>>>>

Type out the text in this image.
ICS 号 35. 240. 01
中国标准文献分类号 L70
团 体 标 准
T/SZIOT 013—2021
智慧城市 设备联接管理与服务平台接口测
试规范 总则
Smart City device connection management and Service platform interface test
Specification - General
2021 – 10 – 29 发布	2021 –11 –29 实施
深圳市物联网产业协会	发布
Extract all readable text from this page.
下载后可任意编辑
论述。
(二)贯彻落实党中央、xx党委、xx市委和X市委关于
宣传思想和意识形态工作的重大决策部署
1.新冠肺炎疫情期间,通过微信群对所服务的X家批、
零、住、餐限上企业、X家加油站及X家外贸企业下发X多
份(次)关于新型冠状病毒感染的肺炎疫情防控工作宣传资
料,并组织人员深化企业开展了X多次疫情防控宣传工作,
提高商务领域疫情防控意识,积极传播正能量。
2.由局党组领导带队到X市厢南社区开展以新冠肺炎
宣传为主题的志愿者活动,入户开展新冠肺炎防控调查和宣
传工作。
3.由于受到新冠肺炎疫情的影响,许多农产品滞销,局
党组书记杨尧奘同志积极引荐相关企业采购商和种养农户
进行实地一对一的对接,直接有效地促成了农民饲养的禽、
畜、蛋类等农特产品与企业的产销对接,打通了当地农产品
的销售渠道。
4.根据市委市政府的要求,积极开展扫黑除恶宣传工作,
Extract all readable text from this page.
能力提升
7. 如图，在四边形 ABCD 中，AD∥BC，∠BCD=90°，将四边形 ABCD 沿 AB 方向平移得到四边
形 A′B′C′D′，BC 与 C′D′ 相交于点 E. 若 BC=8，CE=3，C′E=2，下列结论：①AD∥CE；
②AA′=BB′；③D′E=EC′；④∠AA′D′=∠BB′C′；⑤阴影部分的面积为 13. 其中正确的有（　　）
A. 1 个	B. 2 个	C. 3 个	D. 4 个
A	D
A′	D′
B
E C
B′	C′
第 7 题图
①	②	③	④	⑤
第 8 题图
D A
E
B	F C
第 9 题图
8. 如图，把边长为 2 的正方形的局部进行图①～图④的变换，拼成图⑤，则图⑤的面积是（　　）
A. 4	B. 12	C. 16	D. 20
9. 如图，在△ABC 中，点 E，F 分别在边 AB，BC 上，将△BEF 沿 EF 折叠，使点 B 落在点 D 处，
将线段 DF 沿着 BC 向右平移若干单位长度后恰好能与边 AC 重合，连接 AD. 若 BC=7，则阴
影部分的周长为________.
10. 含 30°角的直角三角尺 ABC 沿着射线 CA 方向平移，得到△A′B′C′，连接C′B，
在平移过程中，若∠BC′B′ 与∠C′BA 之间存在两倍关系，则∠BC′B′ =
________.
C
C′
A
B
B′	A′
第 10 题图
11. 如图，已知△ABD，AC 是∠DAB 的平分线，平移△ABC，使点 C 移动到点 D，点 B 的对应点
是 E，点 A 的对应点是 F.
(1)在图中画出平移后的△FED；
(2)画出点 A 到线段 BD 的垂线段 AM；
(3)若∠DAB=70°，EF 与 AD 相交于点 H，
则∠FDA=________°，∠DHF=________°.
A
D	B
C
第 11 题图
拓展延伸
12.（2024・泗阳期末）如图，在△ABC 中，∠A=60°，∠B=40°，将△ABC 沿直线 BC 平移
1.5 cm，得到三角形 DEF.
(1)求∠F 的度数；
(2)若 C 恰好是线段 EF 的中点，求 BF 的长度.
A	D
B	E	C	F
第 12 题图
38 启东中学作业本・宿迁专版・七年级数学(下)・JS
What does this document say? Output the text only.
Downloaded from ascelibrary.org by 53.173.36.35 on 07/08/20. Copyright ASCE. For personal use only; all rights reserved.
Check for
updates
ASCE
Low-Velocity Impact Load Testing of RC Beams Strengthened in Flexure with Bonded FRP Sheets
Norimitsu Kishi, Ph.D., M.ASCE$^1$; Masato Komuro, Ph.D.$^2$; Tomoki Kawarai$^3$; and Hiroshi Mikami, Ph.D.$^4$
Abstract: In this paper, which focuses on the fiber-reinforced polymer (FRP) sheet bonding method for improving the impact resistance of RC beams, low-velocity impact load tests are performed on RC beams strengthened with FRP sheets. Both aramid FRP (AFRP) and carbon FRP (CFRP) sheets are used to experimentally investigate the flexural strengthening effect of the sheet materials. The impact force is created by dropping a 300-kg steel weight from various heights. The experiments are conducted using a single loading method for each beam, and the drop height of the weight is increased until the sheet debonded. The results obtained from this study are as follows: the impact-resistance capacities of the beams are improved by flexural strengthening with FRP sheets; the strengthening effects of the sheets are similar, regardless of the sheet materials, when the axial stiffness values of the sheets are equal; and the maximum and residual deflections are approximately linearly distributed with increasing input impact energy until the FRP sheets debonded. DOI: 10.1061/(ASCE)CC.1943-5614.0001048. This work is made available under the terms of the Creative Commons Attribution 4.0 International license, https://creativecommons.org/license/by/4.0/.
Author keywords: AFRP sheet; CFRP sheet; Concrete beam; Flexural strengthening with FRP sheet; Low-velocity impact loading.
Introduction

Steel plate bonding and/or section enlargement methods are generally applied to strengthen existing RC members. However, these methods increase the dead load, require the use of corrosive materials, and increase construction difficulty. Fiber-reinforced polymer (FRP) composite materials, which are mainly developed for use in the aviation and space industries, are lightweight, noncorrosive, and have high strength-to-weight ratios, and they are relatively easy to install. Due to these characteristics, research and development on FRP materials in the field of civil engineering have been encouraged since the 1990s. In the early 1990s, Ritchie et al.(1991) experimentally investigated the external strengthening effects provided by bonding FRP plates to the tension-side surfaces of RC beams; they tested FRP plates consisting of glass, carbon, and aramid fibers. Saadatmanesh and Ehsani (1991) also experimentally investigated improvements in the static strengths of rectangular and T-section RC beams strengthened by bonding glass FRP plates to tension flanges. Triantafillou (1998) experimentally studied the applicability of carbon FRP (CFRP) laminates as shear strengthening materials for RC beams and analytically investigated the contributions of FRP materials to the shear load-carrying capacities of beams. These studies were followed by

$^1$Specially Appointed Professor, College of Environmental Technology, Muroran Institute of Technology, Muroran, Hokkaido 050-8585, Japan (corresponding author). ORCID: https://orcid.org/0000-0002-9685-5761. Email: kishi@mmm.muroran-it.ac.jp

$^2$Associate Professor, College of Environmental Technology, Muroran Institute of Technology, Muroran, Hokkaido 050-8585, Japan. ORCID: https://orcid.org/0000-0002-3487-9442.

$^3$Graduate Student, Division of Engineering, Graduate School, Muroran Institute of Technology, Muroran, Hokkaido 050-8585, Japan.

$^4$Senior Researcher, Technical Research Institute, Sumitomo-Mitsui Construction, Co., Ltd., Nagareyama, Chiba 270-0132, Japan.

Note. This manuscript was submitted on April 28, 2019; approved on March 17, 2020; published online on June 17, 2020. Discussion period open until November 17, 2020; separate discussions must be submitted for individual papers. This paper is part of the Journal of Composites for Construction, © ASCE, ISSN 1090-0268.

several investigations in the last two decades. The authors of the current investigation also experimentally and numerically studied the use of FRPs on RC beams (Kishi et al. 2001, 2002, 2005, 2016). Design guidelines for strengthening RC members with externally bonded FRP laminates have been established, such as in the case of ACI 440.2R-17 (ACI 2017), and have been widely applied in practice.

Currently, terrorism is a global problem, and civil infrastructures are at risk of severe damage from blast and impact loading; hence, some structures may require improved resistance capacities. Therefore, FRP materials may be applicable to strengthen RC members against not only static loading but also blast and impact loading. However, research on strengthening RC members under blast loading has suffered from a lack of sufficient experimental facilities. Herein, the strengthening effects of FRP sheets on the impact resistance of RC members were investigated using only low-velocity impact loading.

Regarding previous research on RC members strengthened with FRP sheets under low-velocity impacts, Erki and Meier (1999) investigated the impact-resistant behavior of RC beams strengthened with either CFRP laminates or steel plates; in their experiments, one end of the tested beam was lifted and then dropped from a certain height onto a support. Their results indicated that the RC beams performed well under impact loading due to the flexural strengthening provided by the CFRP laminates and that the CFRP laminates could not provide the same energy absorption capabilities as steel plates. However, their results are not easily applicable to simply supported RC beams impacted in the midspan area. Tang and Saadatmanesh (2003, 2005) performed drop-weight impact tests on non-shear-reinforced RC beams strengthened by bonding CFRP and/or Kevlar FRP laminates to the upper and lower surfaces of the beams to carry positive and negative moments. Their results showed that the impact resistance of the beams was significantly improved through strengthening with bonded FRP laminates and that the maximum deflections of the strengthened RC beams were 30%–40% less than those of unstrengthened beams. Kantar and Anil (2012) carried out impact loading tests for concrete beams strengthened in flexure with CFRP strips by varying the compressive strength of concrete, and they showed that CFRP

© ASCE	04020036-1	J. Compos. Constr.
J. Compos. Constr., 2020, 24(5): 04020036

<<<<

**DIRECTIVE:** In the entries above, locate every line with the word "Environmental" and copy it.

**OUTPUT BELOW:**
$^1$Specially Appointed Professor, College of Environmental Technology, Muroran Institute of Technology, Muroran, Hokkaido 050-8585, Japan (corresponding author). ORCID: https://orcid.org/0000-0002-9685-5761. Email: kishi@mmm.muroran-it.ac.jp
$^2$Associate Professor, College of Environmental Technology, Muroran Institute of Technology, Muroran, Hokkaido 050-8585, Japan. ORCID: https://orcid.org/0000-0002-3487-9442.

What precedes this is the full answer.